Records from a collection:
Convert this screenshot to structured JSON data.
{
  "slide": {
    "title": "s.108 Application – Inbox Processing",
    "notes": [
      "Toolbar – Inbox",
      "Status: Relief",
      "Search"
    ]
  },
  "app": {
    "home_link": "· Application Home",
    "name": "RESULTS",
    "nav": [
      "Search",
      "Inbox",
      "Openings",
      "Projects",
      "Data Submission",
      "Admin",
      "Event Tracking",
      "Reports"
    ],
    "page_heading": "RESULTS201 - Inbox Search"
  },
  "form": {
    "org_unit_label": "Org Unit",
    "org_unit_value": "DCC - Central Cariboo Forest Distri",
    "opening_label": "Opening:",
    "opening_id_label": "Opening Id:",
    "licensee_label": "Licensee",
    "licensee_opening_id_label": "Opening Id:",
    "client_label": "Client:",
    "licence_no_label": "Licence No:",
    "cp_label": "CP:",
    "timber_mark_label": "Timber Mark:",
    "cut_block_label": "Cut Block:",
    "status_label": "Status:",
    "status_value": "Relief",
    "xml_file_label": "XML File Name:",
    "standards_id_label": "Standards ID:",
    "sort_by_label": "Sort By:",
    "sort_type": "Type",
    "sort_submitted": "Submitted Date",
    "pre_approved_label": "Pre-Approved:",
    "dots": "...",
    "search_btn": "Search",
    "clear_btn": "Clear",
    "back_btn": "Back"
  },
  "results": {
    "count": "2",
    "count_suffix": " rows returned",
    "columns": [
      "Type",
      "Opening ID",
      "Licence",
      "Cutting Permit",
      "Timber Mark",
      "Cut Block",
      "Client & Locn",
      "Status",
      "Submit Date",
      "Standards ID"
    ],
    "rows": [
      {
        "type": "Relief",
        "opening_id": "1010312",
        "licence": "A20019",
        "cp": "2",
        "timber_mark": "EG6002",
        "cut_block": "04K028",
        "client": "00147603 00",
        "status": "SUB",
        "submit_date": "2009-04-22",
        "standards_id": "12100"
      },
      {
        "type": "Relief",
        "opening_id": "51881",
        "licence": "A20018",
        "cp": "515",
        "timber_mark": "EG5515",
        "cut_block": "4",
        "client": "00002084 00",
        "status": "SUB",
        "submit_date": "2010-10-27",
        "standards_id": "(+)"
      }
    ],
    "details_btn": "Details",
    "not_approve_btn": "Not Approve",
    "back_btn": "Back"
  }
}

*What you will do*:
Restate all of the entries exactly, please.

*Task result*:
Convert this screenshot to structured JSON data.
{
  "slide": {
    "title": "s.108 Application – Inbox Processing",
    "notes": [
      "Toolbar – Inbox",
      "Status: Relief",
      "Search"
    ]
  },
  "app": {
    "home_link": "· Application Home",
    "name": "RESULTS",
    "nav": [
      "Search",
      "Inbox",
      "Openings",
      "Projects",
      "Data Submission",
      "Admin",
      "Event Tracking",
      "Reports"
    ],
    "page_heading": "RESULTS201 - Inbox Search"
  },
  "form": {
    "org_unit_label": "Org Unit",
    "org_unit_value": "DCC - Central Cariboo Forest Distri",
    "opening_label": "Opening:",
    "opening_id_label": "Opening Id:",
    "licensee_label": "Licensee",
    "licensee_opening_id_label": "Opening Id:",
    "client_label": "Client:",
    "licence_no_label": "Licence No:",
    "cp_label": "CP:",
    "timber_mark_label": "Timber Mark:",
    "cut_block_label": "Cut Block:",
    "status_label": "Status:",
    "status_value": "Relief",
    "xml_file_label": "XML File Name:",
    "standards_id_label": "Standards ID:",
    "sort_by_label": "Sort By:",
    "sort_type": "Type",
    "sort_submitted": "Submitted Date",
    "pre_approved_label": "Pre-Approved:",
    "dots": "...",
    "search_btn": "Search",
    "clear_btn": "Clear",
    "back_btn": "Back"
  },
  "results": {
    "count": "2",
    "count_suffix": " rows returned",
    "columns": [
      "Type",
      "Opening ID",
      "Licence",
      "Cutting Permit",
      "Timber Mark",
      "Cut Block",
      "Client & Locn",
      "Status",
      "Submit Date",
      "Standards ID"
    ],
    "rows": [
      {
        "type": "Relief",
        "opening_id": "1010312",
        "licence": "A20019",
        "cp": "2",
        "timber_mark": "EG6002",
        "cut_block": "04K028",
        "client": "00147603 00",
        "status": "SUB",
        "submit_date": "2009-04-22",
        "standards_id": "12100"
      },
      {
        "type": "Relief",
        "opening_id": "51881",
        "licence": "A20018",
        "cp": "515",
        "timber_mark": "EG5515",
        "cut_block": "4",
        "client": "00002084 00",
        "status": "SUB",
        "submit_date": "2010-10-27",
        "standards_id": "(+)"
      }
    ],
    "details_btn": "Details",
    "not_approve_btn": "Not Approve",
    "back_btn": "Back"
  }
}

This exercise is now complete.